Requirements: Reproduce each line bearing the word "общеобразовательных".
· · · · ·
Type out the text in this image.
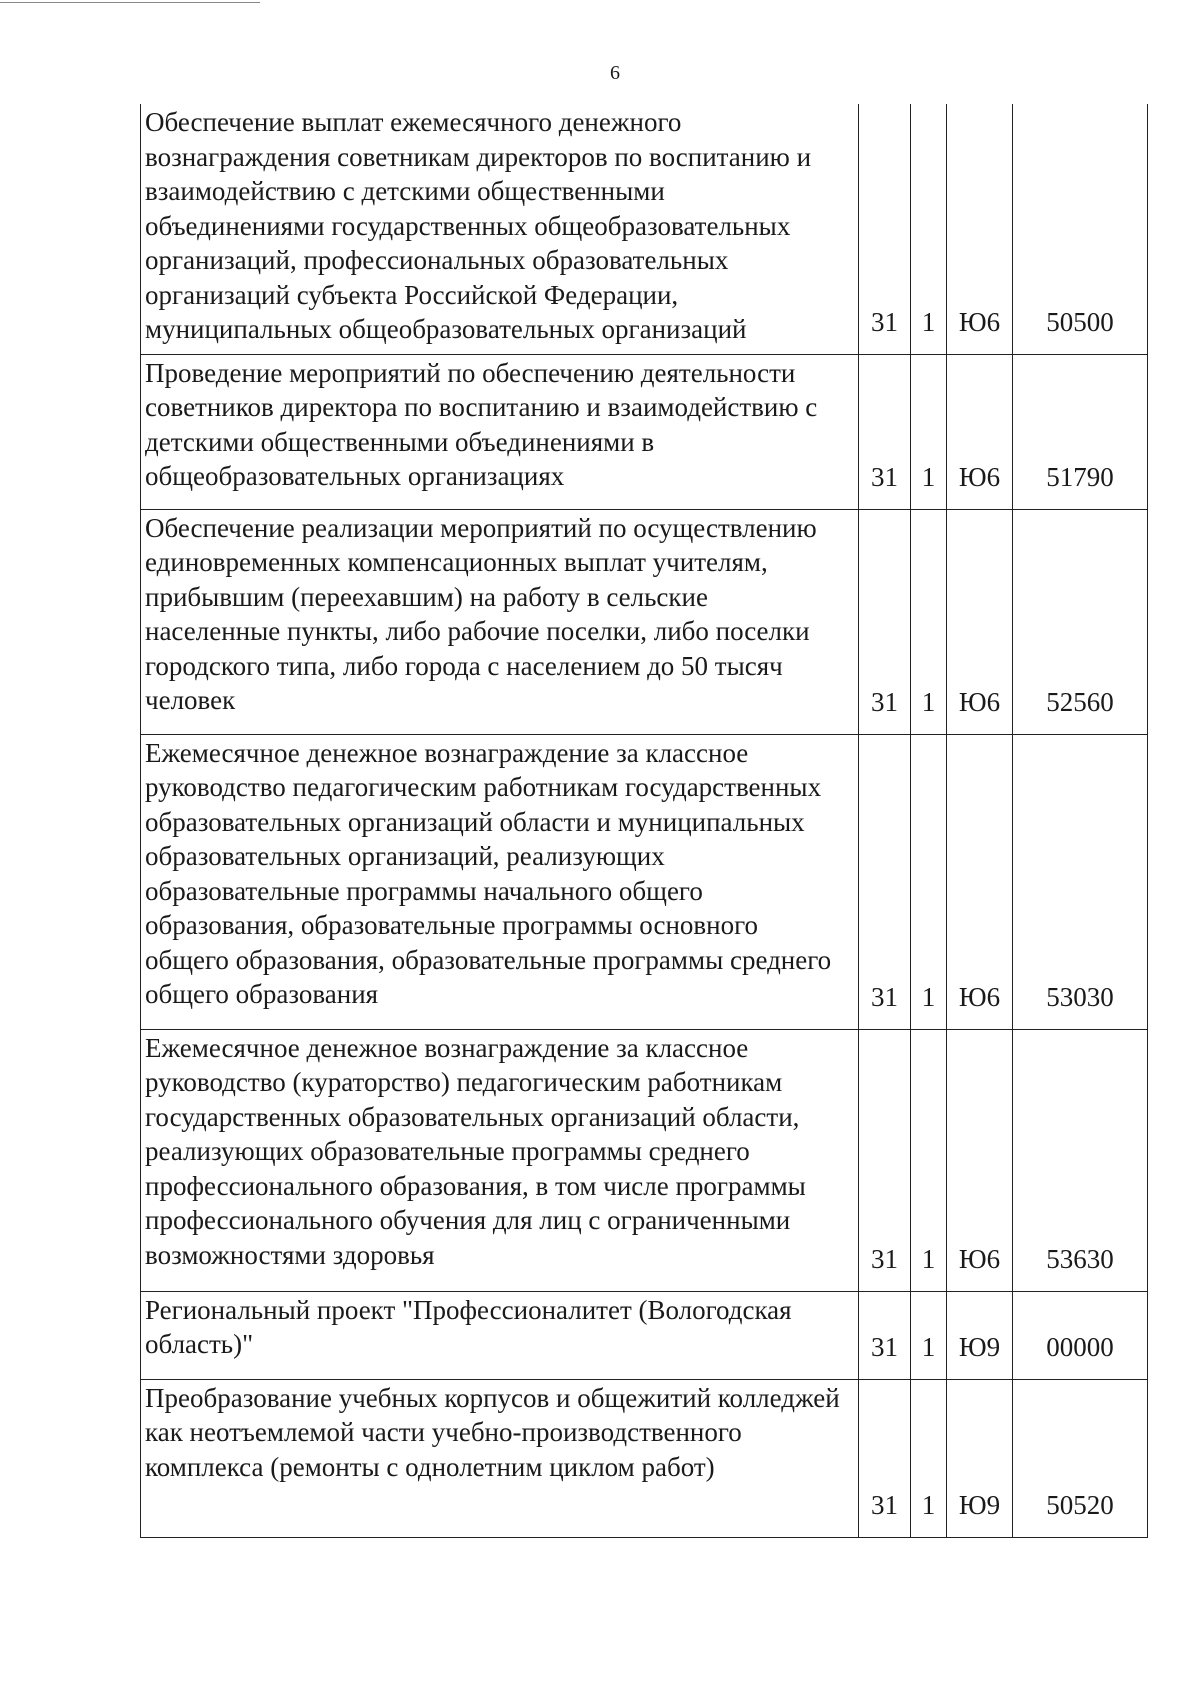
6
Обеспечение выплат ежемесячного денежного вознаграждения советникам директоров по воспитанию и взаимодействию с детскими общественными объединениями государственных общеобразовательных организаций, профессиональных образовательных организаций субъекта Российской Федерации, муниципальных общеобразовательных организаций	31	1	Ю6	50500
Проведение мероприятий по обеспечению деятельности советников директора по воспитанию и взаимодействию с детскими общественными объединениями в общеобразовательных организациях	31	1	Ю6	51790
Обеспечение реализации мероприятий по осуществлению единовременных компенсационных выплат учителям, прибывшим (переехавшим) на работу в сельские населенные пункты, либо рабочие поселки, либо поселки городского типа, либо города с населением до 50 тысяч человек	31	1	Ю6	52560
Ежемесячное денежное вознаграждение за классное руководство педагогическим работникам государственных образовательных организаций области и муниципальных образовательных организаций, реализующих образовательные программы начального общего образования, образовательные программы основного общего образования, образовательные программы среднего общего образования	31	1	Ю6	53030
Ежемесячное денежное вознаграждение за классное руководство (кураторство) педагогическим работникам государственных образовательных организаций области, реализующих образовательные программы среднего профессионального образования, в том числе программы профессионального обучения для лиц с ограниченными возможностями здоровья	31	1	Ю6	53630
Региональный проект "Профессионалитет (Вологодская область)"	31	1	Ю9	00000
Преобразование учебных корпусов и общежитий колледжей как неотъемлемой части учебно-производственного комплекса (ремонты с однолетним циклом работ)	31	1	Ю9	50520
· · · · ·
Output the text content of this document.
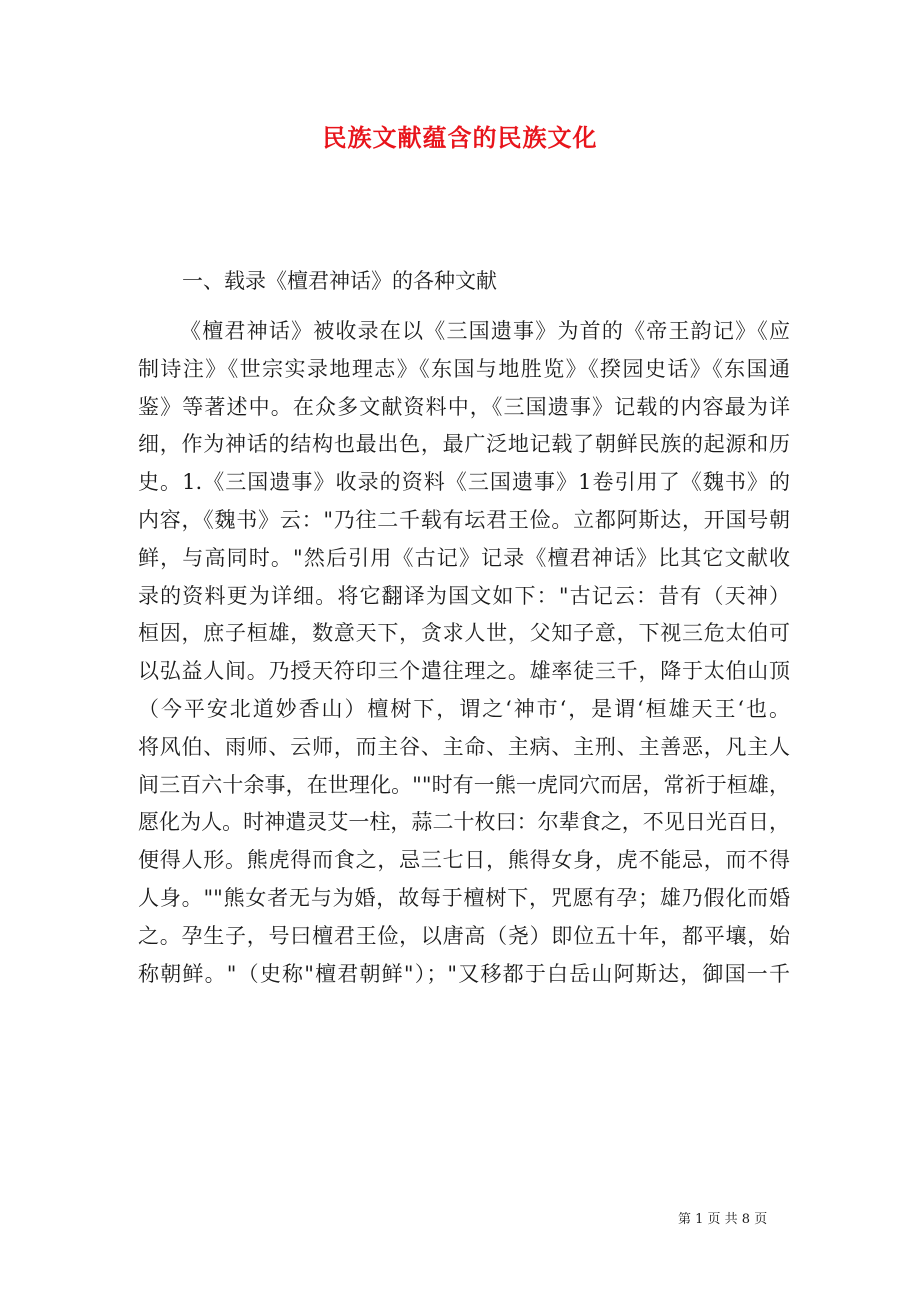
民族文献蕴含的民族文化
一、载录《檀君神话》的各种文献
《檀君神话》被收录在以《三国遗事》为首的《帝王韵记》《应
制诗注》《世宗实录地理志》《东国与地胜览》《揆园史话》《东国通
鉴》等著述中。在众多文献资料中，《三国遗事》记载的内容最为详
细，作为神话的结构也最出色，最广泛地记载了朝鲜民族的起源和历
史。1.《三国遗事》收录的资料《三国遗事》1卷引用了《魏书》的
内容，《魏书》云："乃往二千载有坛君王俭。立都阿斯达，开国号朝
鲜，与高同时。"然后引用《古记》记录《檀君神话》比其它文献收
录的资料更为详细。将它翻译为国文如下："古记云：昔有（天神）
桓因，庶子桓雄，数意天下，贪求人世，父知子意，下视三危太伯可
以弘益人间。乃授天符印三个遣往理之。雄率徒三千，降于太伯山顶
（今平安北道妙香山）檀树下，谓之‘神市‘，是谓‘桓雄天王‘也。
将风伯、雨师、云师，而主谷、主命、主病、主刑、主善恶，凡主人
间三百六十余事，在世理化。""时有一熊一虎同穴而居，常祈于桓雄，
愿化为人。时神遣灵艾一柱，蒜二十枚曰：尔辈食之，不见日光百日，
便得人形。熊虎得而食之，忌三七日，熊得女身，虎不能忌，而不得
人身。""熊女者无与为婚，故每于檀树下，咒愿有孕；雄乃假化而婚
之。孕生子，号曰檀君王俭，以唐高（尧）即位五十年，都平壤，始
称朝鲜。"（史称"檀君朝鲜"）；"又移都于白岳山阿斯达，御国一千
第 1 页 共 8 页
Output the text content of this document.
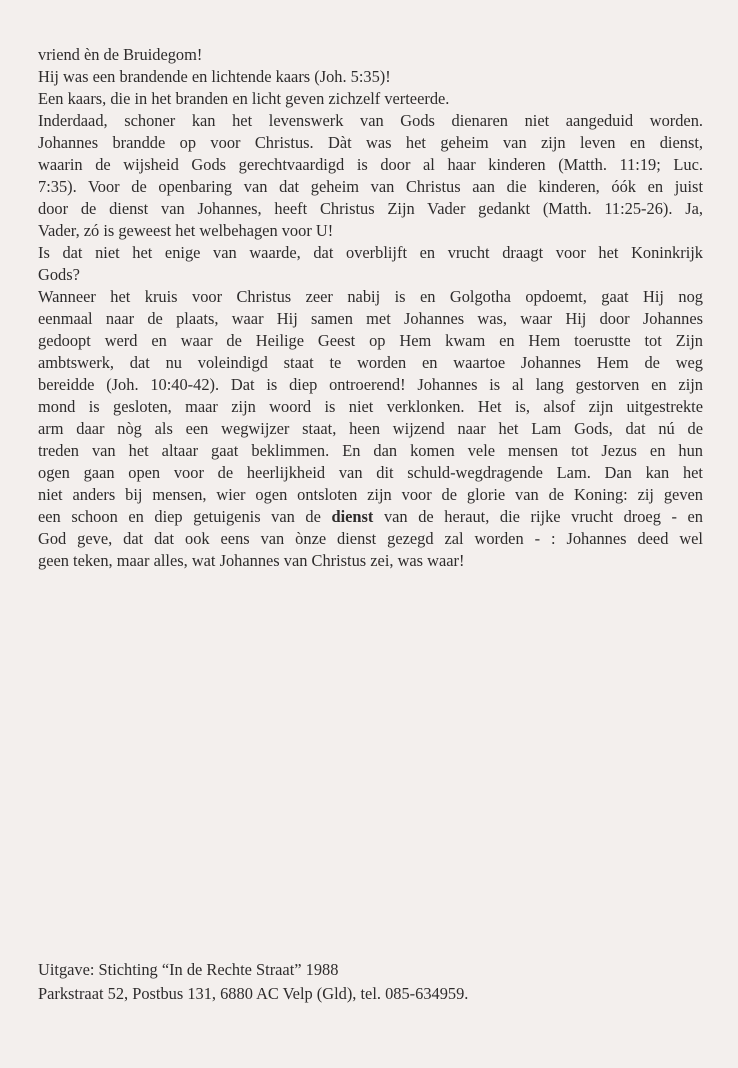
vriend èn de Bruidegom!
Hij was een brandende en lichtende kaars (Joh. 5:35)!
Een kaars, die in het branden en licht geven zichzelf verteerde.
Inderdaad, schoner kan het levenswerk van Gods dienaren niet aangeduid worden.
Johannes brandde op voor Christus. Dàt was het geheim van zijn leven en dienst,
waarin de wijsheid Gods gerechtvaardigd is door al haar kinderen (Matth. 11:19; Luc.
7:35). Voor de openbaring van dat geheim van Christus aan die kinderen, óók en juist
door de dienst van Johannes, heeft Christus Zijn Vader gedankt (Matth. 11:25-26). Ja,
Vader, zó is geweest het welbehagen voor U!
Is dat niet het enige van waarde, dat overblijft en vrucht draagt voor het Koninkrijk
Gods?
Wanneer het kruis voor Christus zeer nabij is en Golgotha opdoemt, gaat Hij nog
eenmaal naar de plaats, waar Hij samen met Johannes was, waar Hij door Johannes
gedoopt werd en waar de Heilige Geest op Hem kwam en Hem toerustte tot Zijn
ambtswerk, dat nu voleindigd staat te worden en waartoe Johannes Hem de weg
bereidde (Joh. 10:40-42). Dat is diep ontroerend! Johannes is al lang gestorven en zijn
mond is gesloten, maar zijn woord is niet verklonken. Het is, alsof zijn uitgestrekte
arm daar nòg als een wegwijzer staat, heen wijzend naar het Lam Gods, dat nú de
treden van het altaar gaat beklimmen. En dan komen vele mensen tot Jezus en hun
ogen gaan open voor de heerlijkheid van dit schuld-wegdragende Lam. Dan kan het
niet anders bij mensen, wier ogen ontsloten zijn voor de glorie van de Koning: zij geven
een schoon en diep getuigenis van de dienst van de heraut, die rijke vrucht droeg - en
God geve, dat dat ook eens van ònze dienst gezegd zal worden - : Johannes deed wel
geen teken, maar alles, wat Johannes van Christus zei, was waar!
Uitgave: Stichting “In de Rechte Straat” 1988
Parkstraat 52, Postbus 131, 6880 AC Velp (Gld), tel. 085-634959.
· · · · ·
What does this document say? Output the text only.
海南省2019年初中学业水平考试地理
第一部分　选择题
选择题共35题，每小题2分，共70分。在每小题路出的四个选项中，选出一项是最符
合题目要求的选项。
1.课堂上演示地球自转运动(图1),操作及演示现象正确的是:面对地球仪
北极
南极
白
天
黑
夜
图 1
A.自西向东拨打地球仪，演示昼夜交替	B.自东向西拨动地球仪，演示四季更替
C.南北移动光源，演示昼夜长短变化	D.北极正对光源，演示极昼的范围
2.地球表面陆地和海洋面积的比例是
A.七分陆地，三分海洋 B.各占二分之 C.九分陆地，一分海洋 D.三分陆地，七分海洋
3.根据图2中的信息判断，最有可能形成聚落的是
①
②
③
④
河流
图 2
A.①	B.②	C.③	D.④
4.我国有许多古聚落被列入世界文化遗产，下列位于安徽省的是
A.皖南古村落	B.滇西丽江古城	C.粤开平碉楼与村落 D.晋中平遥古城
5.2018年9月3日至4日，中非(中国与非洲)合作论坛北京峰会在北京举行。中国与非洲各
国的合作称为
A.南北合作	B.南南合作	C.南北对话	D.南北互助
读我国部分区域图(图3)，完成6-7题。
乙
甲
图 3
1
· · · · ·
Response below:
Обеспечение выплат ежемесячного денежного вознаграждения советникам директоров по воспитанию и взаимодействию с детскими общественными объединениями государственных общеобразовательных организаций, профессиональных образовательных организаций субъекта Российской Федерации, муниципальных общеобразовательных организаций	31	1	Ю6	50500
Проведение мероприятий по обеспечению деятельности советников директора по воспитанию и взаимодействию с детскими общественными объединениями в общеобразовательных организациях	31	1	Ю6	51790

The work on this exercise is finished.